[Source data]
· · · · · · ·
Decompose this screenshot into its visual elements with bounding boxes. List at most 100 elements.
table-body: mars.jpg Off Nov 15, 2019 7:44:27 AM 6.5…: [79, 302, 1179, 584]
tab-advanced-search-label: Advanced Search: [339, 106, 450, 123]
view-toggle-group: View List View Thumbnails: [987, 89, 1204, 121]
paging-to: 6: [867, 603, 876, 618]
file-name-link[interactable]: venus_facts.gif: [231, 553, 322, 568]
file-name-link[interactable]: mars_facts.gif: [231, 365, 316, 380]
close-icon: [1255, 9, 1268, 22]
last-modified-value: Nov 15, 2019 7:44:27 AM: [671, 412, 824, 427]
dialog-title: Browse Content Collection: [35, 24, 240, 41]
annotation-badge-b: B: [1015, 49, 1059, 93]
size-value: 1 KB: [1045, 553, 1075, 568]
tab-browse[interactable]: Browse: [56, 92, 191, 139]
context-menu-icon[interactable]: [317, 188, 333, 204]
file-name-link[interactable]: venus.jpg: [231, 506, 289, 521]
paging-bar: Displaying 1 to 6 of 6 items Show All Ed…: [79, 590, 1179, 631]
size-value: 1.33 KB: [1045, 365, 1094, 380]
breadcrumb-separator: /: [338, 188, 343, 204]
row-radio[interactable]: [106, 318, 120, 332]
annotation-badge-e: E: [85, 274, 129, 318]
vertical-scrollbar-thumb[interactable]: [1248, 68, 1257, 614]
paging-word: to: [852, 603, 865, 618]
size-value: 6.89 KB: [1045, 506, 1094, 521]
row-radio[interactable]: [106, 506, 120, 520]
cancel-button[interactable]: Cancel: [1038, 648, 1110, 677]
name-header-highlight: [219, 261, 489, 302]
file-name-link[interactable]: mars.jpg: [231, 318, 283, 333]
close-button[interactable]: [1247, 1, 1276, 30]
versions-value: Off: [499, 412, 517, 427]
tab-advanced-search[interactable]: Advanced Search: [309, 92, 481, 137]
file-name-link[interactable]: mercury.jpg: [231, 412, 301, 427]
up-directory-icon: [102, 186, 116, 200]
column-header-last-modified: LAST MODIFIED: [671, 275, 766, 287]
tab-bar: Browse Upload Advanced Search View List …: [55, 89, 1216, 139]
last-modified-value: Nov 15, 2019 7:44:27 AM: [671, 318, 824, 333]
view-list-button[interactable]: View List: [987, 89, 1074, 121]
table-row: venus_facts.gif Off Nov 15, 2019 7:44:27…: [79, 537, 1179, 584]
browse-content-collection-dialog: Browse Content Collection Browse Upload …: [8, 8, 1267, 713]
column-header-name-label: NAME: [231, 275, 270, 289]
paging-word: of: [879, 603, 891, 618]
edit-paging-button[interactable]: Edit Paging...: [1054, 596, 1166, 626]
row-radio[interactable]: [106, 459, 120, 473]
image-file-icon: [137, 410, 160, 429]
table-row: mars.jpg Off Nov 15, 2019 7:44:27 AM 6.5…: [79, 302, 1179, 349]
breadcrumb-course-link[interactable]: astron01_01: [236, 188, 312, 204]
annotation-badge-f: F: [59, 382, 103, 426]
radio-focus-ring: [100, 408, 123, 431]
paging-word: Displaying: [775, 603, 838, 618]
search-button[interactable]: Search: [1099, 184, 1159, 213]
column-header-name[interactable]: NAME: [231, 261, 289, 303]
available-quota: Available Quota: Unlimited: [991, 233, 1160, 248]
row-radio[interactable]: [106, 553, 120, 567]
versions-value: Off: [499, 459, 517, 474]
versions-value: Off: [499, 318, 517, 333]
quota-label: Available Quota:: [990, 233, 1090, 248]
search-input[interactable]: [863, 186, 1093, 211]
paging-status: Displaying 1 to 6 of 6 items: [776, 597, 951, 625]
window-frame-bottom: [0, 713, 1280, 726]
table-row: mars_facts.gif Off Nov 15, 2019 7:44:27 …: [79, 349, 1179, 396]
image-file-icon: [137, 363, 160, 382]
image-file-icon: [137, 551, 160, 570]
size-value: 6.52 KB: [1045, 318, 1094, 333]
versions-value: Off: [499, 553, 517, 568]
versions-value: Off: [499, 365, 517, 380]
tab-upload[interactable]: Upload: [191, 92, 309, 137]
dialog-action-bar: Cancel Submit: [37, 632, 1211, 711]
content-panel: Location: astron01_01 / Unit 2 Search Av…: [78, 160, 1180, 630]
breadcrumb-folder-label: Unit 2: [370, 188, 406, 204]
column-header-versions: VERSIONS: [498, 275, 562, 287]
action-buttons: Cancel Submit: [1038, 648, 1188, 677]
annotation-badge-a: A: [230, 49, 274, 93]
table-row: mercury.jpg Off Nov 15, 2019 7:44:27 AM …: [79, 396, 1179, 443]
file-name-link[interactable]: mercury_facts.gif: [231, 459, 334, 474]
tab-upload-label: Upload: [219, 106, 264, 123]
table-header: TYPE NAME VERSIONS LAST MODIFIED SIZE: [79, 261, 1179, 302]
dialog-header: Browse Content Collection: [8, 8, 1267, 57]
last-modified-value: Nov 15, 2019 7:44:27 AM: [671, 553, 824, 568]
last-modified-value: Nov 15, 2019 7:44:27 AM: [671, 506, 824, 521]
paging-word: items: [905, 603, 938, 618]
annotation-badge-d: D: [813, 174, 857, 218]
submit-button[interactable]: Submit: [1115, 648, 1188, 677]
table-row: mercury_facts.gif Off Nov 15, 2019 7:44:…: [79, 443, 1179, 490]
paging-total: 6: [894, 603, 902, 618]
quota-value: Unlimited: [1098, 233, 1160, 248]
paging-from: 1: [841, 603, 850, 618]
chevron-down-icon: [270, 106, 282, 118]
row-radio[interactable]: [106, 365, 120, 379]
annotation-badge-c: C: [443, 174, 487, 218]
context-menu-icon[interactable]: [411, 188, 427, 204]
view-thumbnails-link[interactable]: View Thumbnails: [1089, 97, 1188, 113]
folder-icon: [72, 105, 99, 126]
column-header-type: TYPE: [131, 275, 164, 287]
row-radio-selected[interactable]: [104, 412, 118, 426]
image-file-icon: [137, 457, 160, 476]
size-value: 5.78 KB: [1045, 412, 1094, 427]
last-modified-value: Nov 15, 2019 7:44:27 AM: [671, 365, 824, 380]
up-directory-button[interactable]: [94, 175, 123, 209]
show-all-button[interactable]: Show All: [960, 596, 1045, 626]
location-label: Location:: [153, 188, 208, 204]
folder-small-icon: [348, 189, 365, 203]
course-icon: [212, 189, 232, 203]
· · · · · · ·
* _What to work on_
Reproduce the records above, replacing every "file-name-link" with "file-link" and changing nothing else.

* _Completed task_
Decompose this screenshot into its visual elements with bounding boxes. List at most 100 elements.
table-body: mars.jpg Off Nov 15, 2019 7:44:27 AM 6.5…: [79, 302, 1179, 584]
tab-advanced-search-label: Advanced Search: [339, 106, 450, 123]
view-toggle-group: View List View Thumbnails: [987, 89, 1204, 121]
paging-to: 6: [867, 603, 876, 618]
file-link[interactable]: venus_facts.gif: [231, 553, 322, 568]
file-link[interactable]: mars_facts.gif: [231, 365, 316, 380]
close-icon: [1255, 9, 1268, 22]
last-modified-value: Nov 15, 2019 7:44:27 AM: [671, 412, 824, 427]
dialog-title: Browse Content Collection: [35, 24, 240, 41]
annotation-badge-b: B: [1015, 49, 1059, 93]
size-value: 1 KB: [1045, 553, 1075, 568]
tab-browse[interactable]: Browse: [56, 92, 191, 139]
context-menu-icon[interactable]: [317, 188, 333, 204]
file-link[interactable]: venus.jpg: [231, 506, 289, 521]
paging-bar: Displaying 1 to 6 of 6 items Show All Ed…: [79, 590, 1179, 631]
size-value: 1.33 KB: [1045, 365, 1094, 380]
breadcrumb-separator: /: [338, 188, 343, 204]
row-radio[interactable]: [106, 318, 120, 332]
annotation-badge-e: E: [85, 274, 129, 318]
vertical-scrollbar-thumb[interactable]: [1248, 68, 1257, 614]
paging-word: to: [852, 603, 865, 618]
size-value: 6.89 KB: [1045, 506, 1094, 521]
row-radio[interactable]: [106, 506, 120, 520]
cancel-button[interactable]: Cancel: [1038, 648, 1110, 677]
name-header-highlight: [219, 261, 489, 302]
file-link[interactable]: mars.jpg: [231, 318, 283, 333]
close-button[interactable]: [1247, 1, 1276, 30]
versions-value: Off: [499, 412, 517, 427]
tab-advanced-search[interactable]: Advanced Search: [309, 92, 481, 137]
file-link[interactable]: mercury.jpg: [231, 412, 301, 427]
up-directory-icon: [102, 186, 116, 200]
column-header-last-modified: LAST MODIFIED: [671, 275, 766, 287]
tab-bar: Browse Upload Advanced Search View List …: [55, 89, 1216, 139]
last-modified-value: Nov 15, 2019 7:44:27 AM: [671, 318, 824, 333]
view-list-button[interactable]: View List: [987, 89, 1074, 121]
table-row: venus_facts.gif Off Nov 15, 2019 7:44:27…: [79, 537, 1179, 584]
browse-content-collection-dialog: Browse Content Collection Browse Upload …: [8, 8, 1267, 713]
column-header-name-label: NAME: [231, 275, 270, 289]
paging-word: of: [879, 603, 891, 618]
edit-paging-button[interactable]: Edit Paging...: [1054, 596, 1166, 626]
row-radio[interactable]: [106, 459, 120, 473]
image-file-icon: [137, 410, 160, 429]
table-row: mars.jpg Off Nov 15, 2019 7:44:27 AM 6.5…: [79, 302, 1179, 349]
breadcrumb-course-link[interactable]: astron01_01: [236, 188, 312, 204]
annotation-badge-f: F: [59, 382, 103, 426]
radio-focus-ring: [100, 408, 123, 431]
paging-word: Displaying: [775, 603, 838, 618]
search-button[interactable]: Search: [1099, 184, 1159, 213]
column-header-name[interactable]: NAME: [231, 261, 289, 303]
available-quota: Available Quota: Unlimited: [991, 233, 1160, 248]
row-radio[interactable]: [106, 553, 120, 567]
versions-value: Off: [499, 459, 517, 474]
versions-value: Off: [499, 318, 517, 333]
quota-label: Available Quota:: [990, 233, 1090, 248]
search-input[interactable]: [863, 186, 1093, 211]
paging-status: Displaying 1 to 6 of 6 items: [776, 597, 951, 625]
window-frame-bottom: [0, 713, 1280, 726]
table-row: mars_facts.gif Off Nov 15, 2019 7:44:27 …: [79, 349, 1179, 396]
image-file-icon: [137, 363, 160, 382]
image-file-icon: [137, 551, 160, 570]
size-value: 6.52 KB: [1045, 318, 1094, 333]
versions-value: Off: [499, 553, 517, 568]
versions-value: Off: [499, 365, 517, 380]
tab-upload[interactable]: Upload: [191, 92, 309, 137]
dialog-action-bar: Cancel Submit: [37, 632, 1211, 711]
content-panel: Location: astron01_01 / Unit 2 Search Av…: [78, 160, 1180, 630]
breadcrumb-folder-label: Unit 2: [370, 188, 406, 204]
column-header-versions: VERSIONS: [498, 275, 562, 287]
action-buttons: Cancel Submit: [1038, 648, 1188, 677]
annotation-badge-a: A: [230, 49, 274, 93]
table-row: mercury.jpg Off Nov 15, 2019 7:44:27 AM …: [79, 396, 1179, 443]
file-link[interactable]: mercury_facts.gif: [231, 459, 334, 474]
tab-upload-label: Upload: [219, 106, 264, 123]
table-header: TYPE NAME VERSIONS LAST MODIFIED SIZE: [79, 261, 1179, 302]
dialog-header: Browse Content Collection: [8, 8, 1267, 57]
last-modified-value: Nov 15, 2019 7:44:27 AM: [671, 553, 824, 568]
last-modified-value: Nov 15, 2019 7:44:27 AM: [671, 506, 824, 521]
paging-word: items: [905, 603, 938, 618]
annotation-badge-d: D: [813, 174, 857, 218]
submit-button[interactable]: Submit: [1115, 648, 1188, 677]
table-row: mercury_facts.gif Off Nov 15, 2019 7:44:…: [79, 443, 1179, 490]
paging-total: 6: [894, 603, 902, 618]
quota-value: Unlimited: [1098, 233, 1160, 248]
paging-from: 1: [841, 603, 850, 618]
chevron-down-icon: [270, 106, 282, 118]
row-radio[interactable]: [106, 365, 120, 379]
annotation-badge-c: C: [443, 174, 487, 218]
context-menu-icon[interactable]: [411, 188, 427, 204]
view-thumbnails-link[interactable]: View Thumbnails: [1089, 97, 1188, 113]
folder-icon: [72, 105, 99, 126]
column-header-type: TYPE: [131, 275, 164, 287]
row-radio-selected[interactable]: [104, 412, 118, 426]
image-file-icon: [137, 457, 160, 476]
size-value: 5.78 KB: [1045, 412, 1094, 427]
last-modified-value: Nov 15, 2019 7:44:27 AM: [671, 365, 824, 380]
up-directory-button[interactable]: [94, 175, 123, 209]
show-all-button[interactable]: Show All: [960, 596, 1045, 626]
location-label: Location:: [153, 188, 208, 204]
folder-small-icon: [348, 189, 365, 203]
course-icon: [212, 189, 232, 203]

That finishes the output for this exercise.